WORK INSTRUCTIONS >> Scan the data for "ekspansiyon" and copy the lines it appears in.

Dataset rows >>
☆ ☆ ☆ ☆ ☆
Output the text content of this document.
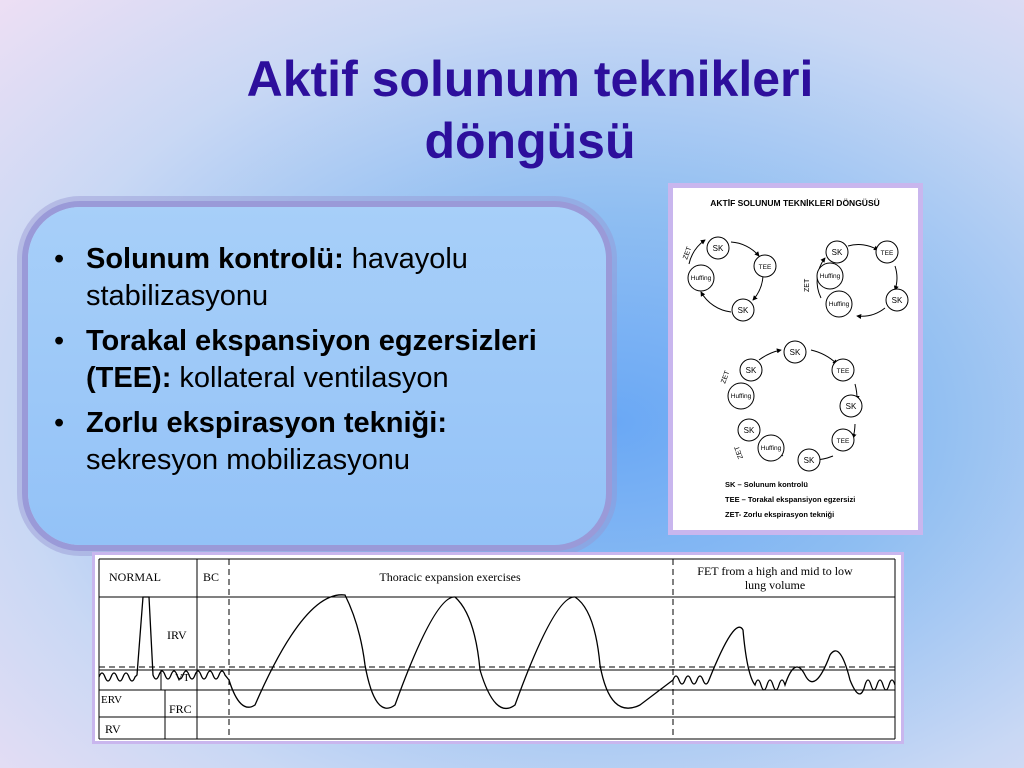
Aktif solunum teknikleri
döngüsü
• Solunum kontrolü: havayolu stabilizasyonu
• Torakal ekspansiyon egzersizleri (TEE): kollateral ventilasyon
• Zorlu ekspirasyon tekniği: sekresyon mobilizasyonu
AKTİF SOLUNUM TEKNİKLERİ DÖNGÜSÜ
SK
TEE
Huffing
SK
ZET	SK	TEE
Huffing
Huffing	SK
ZET
SK
TEE
SK
TEE
SK
Huffing
SK
Huffing
SK
ZET
ZET
SK – Solunum kontrolü
TEE – Torakal ekspansiyon egzersizi
ZET- Zorlu ekspirasyon tekniği
NORMAL	BC	Thoracic expansion exercises	FET from a high and mid to low
lung volume
IRV
VT
ERV
FRC
RV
☆ ☆ ☆ ☆ ☆
RESPONSE FOR THIS EXERCISE >>
• Torakal ekspansiyon egzersizleri (TEE): kollateral ventilasyon
TEE – Torakal ekspansiyon egzersizi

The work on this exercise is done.